Il faut distinguer les entreprises en fonction de leurs métiers, comme le font d’autres pays européens, plutôt que de les assimiler en fonction de leurs bénéfices. Le Groupe CMA-CGM n’est pas une entreprise pétrolière ou gazière réalisant des profits records grâce à la crise énergétique en lien avec la guerre en Ukraine. C’est un groupe de transport multimodal dont les profits actuels sont liés à l’offre et à la demande, ainsi qu’à l’intégration d’autres entreprises au sein du Groupe.

La crise Covid a encouragé les ménages à consommer différemment avec un report des dépenses de loisirs vers des biens de consommations en provenance de l’étranger, et a contraint certains ports à la fermeture. Ces deux effets ont provoqué une hausse de la demande, à laquelle les armateurs maritimes ont tenté de s’adapter en affrétant les navires disponibles. L’offre n’a cependant pu rattraper la demande. Les prix ont augmenté, fortement.

Entrées de données extraites:
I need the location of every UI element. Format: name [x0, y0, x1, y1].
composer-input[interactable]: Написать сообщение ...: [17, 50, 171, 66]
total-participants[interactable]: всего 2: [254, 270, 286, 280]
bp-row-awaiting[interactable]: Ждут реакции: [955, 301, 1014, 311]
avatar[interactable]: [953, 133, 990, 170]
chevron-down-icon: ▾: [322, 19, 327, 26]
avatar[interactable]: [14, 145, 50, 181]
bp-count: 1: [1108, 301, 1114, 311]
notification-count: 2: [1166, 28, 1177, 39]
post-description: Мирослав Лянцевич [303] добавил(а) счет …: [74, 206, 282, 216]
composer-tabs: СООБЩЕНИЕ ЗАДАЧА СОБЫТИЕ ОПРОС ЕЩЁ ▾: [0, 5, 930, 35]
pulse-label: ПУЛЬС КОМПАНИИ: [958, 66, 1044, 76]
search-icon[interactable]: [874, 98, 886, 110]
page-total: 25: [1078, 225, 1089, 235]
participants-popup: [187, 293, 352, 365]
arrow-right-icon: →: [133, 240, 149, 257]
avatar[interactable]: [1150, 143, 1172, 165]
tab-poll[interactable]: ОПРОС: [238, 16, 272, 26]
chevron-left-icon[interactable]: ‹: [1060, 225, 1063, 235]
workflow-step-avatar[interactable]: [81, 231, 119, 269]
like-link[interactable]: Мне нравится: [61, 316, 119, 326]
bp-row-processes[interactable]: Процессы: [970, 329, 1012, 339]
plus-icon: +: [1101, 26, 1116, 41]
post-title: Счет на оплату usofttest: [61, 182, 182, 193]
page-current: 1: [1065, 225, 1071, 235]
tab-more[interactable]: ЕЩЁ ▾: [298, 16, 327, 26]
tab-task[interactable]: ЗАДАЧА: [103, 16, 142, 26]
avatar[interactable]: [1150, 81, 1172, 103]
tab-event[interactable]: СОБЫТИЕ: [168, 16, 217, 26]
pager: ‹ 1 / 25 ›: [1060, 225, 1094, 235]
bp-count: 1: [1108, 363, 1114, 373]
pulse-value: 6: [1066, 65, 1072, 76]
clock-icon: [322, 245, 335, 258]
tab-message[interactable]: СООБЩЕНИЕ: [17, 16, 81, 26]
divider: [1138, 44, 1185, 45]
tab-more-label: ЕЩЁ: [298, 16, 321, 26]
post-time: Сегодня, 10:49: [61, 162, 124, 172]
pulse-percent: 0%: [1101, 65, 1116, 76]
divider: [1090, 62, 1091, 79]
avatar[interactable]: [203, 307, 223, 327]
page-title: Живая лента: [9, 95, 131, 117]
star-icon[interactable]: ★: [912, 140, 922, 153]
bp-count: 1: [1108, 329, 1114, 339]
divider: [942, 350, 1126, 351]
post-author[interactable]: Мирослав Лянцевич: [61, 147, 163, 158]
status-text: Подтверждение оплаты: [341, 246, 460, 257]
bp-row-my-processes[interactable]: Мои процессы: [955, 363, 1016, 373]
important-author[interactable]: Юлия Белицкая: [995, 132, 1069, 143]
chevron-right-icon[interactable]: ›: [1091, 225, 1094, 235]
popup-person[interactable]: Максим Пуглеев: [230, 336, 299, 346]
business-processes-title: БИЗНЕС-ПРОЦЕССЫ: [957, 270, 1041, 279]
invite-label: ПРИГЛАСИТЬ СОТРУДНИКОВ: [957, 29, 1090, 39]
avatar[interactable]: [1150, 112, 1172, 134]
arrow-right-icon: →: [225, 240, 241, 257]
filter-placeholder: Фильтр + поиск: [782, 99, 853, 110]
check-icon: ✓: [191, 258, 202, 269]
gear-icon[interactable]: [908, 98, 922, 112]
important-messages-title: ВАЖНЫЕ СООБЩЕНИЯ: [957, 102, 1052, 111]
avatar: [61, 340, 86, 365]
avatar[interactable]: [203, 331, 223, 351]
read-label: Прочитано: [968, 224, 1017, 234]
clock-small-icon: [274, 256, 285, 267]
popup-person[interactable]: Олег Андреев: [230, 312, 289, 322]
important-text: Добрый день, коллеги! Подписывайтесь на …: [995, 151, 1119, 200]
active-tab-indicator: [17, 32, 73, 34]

Consigne de travail 1: Réécrivez sous forme de liste le paragraphe du texte sur le Groupe CMA-CGM qui commence par « La crise Covid a encouragé », en conservant ses faits principaux.
Consigne de travail 2: Poursuivez le texte sur le Groupe CMA-CGM à partir de sa dernière phrase.

Corrigé 1:
- La crise Covid a déplacé les dépenses des ménages des loisirs vers des biens de consommation importés.
- Elle a aussi entraîné la fermeture de certains ports.
- Ces deux effets ont fait monter la demande.
- Les armateurs ont affrété les navires disponibles pour s'adapter, sans que l'offre rattrape la demande.
- Les prix ont fortement augmenté.

Corrigé 2:
Avant Covid, les taux de frets étaient particulièrement bas, permettant tout juste aux compagnies maritimes de rentrer dans leurs frais. Après un premier semestre 2022 dans la continuité de 2021, le marché s’est tendu, la demande s’est ralentie et les taux ont fortement baissés, même s’ils restent plus haut qu’avant la crise du Covid. Cet épisode est caractéristique du marché du transport maritime, cyclique, connaissant des hauts et des bas.

 

A l’ère de la globalisation et du commerce mondial, la réflexion ne peut pas être menée à l’échelle d’un pays mais à minima à celle d’une communauté économique géographique.

4 des 5 premiers armateurs mondiaux sont européens : l’italo-suisse MSC (1er), le danois Maersk (2ème), le français CMA-CGM (3ème) et l’allemand Hapag-Lloyd (5ème). La décision unilatérale d’un pays de taxer les revenus d’un armateur pourrait créer une situation d’affaiblissement de cet armateur par rapport à ses concurrents européens. Est-ce le résultat escompté ?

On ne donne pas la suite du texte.